[WRITTEN TASK] Go through the records and extract every line with the word "Basis".

[PROVIDED DATA]
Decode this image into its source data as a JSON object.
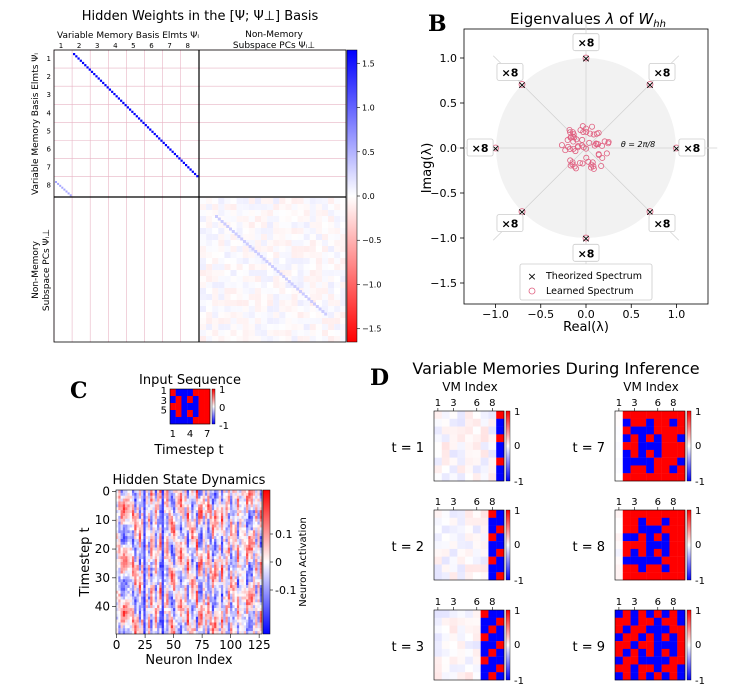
{
  "chart_data": [
    {
      "id": "A",
      "type": "heatmap",
      "title": "Hidden Weights in the [Ψ; Ψ⊥] Basis",
      "top_left_label": "Variable Memory Basis Elmts Ψᵢ",
      "top_right_label_1": "Non-Memory",
      "top_right_label_2": "Subspace PCs Ψᵢ⊥",
      "left_top_label": "Variable Memory Basis Elmts Ψᵢ",
      "left_bottom_label_1": "Non-Memory",
      "left_bottom_label_2": "Subspace PCs Ψᵢ⊥",
      "memory_indices": [
        "1",
        "2",
        "3",
        "4",
        "5",
        "6",
        "7",
        "8"
      ],
      "colorbar": {
        "ticks": [
          1.5,
          1.0,
          0.5,
          0.0,
          -0.5,
          -1.0,
          -1.5
        ],
        "tick_labels": [
          "1.5",
          "1.0",
          "0.5",
          "0.0",
          "−0.5",
          "−1.0",
          "−1.5"
        ],
        "range": [
          -1.65,
          1.65
        ],
        "cmap": "bwr_r"
      }
    },
    {
      "id": "B",
      "type": "scatter",
      "title_prefix": "Eigenvalues ",
      "title_lambda": "λ",
      "title_of": " of ",
      "title_W": "W",
      "title_sub": "hh",
      "xlabel": "Real(λ)",
      "ylabel": "Imag(λ)",
      "xlim": [
        -1.35,
        1.35
      ],
      "ylim": [
        -1.75,
        1.35
      ],
      "xticks": [
        -1.0,
        -0.5,
        0.0,
        0.5,
        1.0
      ],
      "xtick_labels": [
        "−1.0",
        "−0.5",
        "0.0",
        "0.5",
        "1.0"
      ],
      "yticks": [
        1.0,
        0.5,
        0.0,
        -0.5,
        -1.0,
        -1.5
      ],
      "ytick_labels": [
        "1.0",
        "0.5",
        "0.0",
        "−0.5",
        "−1.0",
        "−1.5"
      ],
      "theorized_spectrum": [
        [
          1.0,
          0.0
        ],
        [
          0.707,
          0.707
        ],
        [
          0.0,
          1.0
        ],
        [
          -0.707,
          0.707
        ],
        [
          -1.0,
          0.0
        ],
        [
          -0.707,
          -0.707
        ],
        [
          0.0,
          -1.0
        ],
        [
          0.707,
          -0.707
        ]
      ],
      "multiplicity_label": "×8",
      "theta_label": "θ = 2π/8",
      "unit_disk_radius": 1.0,
      "legend": [
        "Theorized Spectrum",
        "Learned Spectrum"
      ],
      "learned_spectrum_note": "cloud of ~60 eigenvalues with |λ| < 0.3"
    },
    {
      "id": "C1",
      "type": "heatmap",
      "title": "Input Sequence",
      "xlabel": "Timestep t",
      "xtick_labels": [
        "1",
        "4",
        "7"
      ],
      "ytick_labels": [
        "1",
        "3",
        "5"
      ],
      "colorbar_labels": [
        "1",
        "0",
        "-1"
      ],
      "grid": [
        [
          1,
          -1,
          -1,
          -1,
          1,
          1,
          1
        ],
        [
          -1,
          1,
          -1,
          1,
          -1,
          1,
          1
        ],
        [
          1,
          1,
          -1,
          -1,
          -1,
          1,
          1
        ],
        [
          -1,
          1,
          -1,
          1,
          -1,
          1,
          1
        ],
        [
          -1,
          -1,
          -1,
          -1,
          1,
          1,
          1
        ]
      ]
    },
    {
      "id": "C2",
      "type": "heatmap",
      "title": "Hidden State Dynamics",
      "xlabel": "Neuron Index",
      "ylabel": "Timestep t",
      "xticks": [
        0,
        25,
        50,
        75,
        100,
        125
      ],
      "yticks": [
        0,
        10,
        20,
        30,
        40
      ],
      "colorbar_label": "Neuron Activation",
      "colorbar_ticks": [
        0.1,
        0,
        -0.1
      ],
      "colorbar_tick_labels": [
        "0.1",
        "0",
        "-0.1"
      ]
    },
    {
      "id": "D",
      "type": "heatmap",
      "title": "Variable Memories During Inference",
      "xlabel": "VM Index",
      "xtick_labels": [
        "1",
        "3",
        "6",
        "8"
      ],
      "colorbar_labels": [
        "1",
        "0",
        "-1"
      ],
      "timesteps": [
        "t = 1",
        "t = 2",
        "t = 3",
        "t = 7",
        "t = 8",
        "t = 9"
      ],
      "n_filled_columns": [
        1,
        2,
        3,
        7,
        8,
        9
      ]
    }
  ],
  "panel_letters": [
    "B",
    "C",
    "D"
  ]
}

[FULL SOLUTION]
      "title": "Hidden Weights in the [Ψ; Ψ⊥] Basis",
      "top_left_label": "Variable Memory Basis Elmts Ψᵢ",
      "left_top_label": "Variable Memory Basis Elmts Ψᵢ",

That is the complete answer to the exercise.